Text passage:
::::

Configuration
All configuration is stored in a single SQLite file in a persistent user directory — never inside the npm package folder, so it survives updates.
Database location
- Linux / macOS:
~/.config/easy-devops/easy-devops.sqlite - Windows:
%APPDATA%\easy-devops\easy-devops.sqlite
If you are upgrading from v1.0.x, Easy DevOps automatically migrates the old database on first run — no manual action needed.
Config Fields
| Field | Default (Linux) | Default (Windows) | Description |
|---|---|---|---|
dashboardPort | 6443 | 6443 | Dashboard HTTP port |
dashboardPassword | admin | admin | Dashboard login password |
nginxDir | /etc/nginx | C:\\nginx | Nginx installation directory |
sslDir | /etc/easy-devops/ssl | C:\\easy-devops\\ssl | SSL certificate storage root |
acmeEmail | empty | empty | Email for Let's Encrypt account (required for cert issuance) |
Database Keys
| Key | Contents |
|---|---|
config | Dashboard port, password, nginxDir, sslDir, acmeEmail |
system-detection | Cached system info (OS, Node, nginx) |
domains | JSON array of domain configurations |
Linux Permissions
On Linux, the dashboard runs as a regular user with no attached terminal. Nginx service control (systemctl start/stop/reload/restart nginx) requires sudo — but interactive sudo is not available from a web API.

::::

Data:
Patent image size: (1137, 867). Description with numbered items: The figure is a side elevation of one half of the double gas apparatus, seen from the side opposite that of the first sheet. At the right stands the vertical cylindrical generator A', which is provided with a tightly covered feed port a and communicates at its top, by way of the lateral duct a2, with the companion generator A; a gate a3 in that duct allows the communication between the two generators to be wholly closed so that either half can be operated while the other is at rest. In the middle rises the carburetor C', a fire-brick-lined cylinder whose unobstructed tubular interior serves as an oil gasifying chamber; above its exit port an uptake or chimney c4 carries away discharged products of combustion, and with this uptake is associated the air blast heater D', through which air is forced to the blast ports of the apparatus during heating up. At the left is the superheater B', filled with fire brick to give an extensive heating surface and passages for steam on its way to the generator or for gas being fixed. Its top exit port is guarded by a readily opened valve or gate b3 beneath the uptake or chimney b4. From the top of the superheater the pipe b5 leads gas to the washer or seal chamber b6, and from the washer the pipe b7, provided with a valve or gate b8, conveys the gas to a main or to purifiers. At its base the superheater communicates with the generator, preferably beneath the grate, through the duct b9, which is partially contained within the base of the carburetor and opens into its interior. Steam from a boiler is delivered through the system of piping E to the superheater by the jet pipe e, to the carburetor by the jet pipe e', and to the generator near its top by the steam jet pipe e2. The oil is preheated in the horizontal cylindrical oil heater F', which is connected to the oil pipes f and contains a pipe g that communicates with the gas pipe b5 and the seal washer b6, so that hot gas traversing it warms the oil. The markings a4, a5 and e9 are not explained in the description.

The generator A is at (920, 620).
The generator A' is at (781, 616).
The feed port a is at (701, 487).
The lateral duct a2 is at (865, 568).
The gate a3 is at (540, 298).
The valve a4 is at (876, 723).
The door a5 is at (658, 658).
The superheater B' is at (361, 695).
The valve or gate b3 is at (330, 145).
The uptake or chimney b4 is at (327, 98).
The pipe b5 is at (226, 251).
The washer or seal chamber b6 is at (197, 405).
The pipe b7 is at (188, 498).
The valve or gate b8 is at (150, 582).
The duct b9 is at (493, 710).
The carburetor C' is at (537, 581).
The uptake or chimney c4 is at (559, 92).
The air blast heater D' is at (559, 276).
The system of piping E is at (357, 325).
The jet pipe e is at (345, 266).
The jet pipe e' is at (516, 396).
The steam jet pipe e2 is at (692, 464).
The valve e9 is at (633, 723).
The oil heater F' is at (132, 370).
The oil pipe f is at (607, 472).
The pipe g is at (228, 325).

::::

Required work:
1) Answer these questions from the Easy DevOps configuration text:
(a) Where is the SQLite database stored on Windows?
(b) What is the default dashboard port?
(c) What does the "domains" database key hold?
2) Summarize the Easy DevOps configuration text in two sentences.
3) Continue the Easy DevOps configuration text past its last sentence.
The records have nothing to do with the Easy DevOps configuration text.

Written responses:
1)
(a) %APPDATA%\easy-devops\easy-devops.sqlite
(b) 6443
(c) A JSON array of domain configurations.

2) Easy DevOps stores all of its configuration in a single SQLite file in a persistent user directory, outside the npm package folder, so it survives updates. Databases from v1.0.x are migrated automatically on first run, and the file holds the dashboard port and password, the nginx and SSL directories, the Let's Encrypt email, cached system info, and domain configurations.

3)
Easy DevOps solves this with a one-time setup that writes NOPASSWD sudoers rules to /etc/sudoers.d/easy-devops. After setup, all service control commands use sudo -n (non-interactive) and work without prompting for a password.
From the CLI
Go to Settings → Setup Linux Permissions. The CLI prompts for your sudo password once via sudo -v, then creates the sudoers file and sets directory ownership.
From the Dashboard
Open Settings → Linux Permissions. Enter your sudo password and click Setup Permissions. The server uses sudo -S to pipe the password — no terminal needed. A status badge shows ✓ Configured once complete.
Important — nginx -t never needs sudo
The nginx config test (nginx -t) is read-only and world-readable. Easy DevOps runs it without sudo. On Linux, nginx -t exits with code 1 after printing "syntax is ok" because it cannot write /run/nginx.pid as a non-root user. Easy DevOps detects this and correctly reports the config as valid by checking output text rather than exit code.